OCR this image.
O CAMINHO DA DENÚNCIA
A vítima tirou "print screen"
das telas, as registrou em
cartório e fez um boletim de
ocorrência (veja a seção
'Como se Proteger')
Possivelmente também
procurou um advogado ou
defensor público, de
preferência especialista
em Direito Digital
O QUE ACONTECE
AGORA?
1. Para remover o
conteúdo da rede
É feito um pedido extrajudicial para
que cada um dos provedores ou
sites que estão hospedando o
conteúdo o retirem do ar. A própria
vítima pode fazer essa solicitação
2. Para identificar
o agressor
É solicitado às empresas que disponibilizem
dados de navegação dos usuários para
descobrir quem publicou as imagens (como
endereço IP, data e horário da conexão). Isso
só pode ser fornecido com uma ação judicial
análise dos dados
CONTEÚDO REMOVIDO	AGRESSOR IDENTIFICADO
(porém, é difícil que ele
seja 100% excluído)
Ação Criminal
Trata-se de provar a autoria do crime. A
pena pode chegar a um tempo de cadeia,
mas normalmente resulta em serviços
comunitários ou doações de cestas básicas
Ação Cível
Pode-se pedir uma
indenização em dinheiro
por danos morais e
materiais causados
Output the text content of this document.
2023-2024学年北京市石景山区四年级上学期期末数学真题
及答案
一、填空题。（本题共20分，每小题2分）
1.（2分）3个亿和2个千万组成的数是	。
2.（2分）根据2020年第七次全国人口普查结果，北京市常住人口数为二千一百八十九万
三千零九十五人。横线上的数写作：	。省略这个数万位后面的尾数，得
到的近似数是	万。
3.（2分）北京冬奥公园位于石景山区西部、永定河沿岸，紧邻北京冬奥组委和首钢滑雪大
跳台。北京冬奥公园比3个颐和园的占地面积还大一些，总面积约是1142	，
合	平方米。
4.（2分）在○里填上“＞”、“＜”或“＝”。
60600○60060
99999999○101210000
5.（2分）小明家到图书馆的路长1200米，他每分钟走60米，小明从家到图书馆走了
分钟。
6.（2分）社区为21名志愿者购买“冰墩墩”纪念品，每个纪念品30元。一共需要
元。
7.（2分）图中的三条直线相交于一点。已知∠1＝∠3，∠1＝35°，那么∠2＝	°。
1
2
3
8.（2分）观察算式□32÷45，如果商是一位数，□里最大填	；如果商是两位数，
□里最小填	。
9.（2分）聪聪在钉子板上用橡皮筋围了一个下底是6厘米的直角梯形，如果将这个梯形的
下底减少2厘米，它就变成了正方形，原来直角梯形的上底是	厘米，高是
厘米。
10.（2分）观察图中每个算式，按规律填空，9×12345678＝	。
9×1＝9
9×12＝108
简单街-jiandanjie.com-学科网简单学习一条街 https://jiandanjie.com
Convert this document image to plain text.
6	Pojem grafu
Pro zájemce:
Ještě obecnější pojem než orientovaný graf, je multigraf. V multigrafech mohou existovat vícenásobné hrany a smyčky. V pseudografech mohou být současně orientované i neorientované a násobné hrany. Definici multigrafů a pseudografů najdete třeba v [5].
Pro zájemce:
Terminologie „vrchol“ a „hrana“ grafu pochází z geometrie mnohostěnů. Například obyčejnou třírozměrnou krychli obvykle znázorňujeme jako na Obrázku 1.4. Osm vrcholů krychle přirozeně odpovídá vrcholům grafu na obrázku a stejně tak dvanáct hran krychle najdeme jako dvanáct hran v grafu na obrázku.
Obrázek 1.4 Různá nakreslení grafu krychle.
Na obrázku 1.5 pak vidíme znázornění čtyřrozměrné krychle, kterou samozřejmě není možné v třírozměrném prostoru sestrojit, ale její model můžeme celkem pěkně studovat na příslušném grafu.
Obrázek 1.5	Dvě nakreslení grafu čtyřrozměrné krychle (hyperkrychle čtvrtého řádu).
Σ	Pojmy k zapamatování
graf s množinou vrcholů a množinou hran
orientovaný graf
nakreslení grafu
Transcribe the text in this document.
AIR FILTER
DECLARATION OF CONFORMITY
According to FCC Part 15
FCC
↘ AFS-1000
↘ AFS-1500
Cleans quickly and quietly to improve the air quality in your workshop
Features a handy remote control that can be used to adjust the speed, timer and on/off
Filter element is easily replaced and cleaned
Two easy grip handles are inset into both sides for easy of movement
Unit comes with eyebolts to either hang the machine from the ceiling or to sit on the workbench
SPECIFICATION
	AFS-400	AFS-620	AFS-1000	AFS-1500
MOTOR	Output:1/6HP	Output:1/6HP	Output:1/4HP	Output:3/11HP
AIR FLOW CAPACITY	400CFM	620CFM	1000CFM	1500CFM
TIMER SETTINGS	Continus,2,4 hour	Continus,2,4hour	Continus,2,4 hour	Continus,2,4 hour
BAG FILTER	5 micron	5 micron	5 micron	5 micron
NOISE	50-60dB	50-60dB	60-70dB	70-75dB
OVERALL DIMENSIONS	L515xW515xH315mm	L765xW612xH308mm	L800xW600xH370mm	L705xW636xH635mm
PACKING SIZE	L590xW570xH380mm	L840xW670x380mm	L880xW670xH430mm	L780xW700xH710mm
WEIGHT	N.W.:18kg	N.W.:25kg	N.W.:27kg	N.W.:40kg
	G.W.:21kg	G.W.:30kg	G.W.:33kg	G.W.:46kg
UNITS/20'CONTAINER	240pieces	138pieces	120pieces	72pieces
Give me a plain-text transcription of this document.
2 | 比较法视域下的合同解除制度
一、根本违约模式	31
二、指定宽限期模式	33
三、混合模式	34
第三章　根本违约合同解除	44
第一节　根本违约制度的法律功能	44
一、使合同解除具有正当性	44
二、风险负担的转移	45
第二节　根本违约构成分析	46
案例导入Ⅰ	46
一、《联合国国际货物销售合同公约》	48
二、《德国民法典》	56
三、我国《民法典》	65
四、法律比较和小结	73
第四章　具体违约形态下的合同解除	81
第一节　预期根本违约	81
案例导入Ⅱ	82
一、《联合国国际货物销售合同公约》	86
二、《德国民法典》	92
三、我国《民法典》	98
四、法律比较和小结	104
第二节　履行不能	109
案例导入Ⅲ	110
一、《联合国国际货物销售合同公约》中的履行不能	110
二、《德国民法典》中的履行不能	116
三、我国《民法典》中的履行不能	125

▶ [GIVEN INSTRUCTION]: State the number of lines in the preceding entries that include the word "čtyřrozměrné". Provide nothing else.

▶ [TASK ANSWER]: 2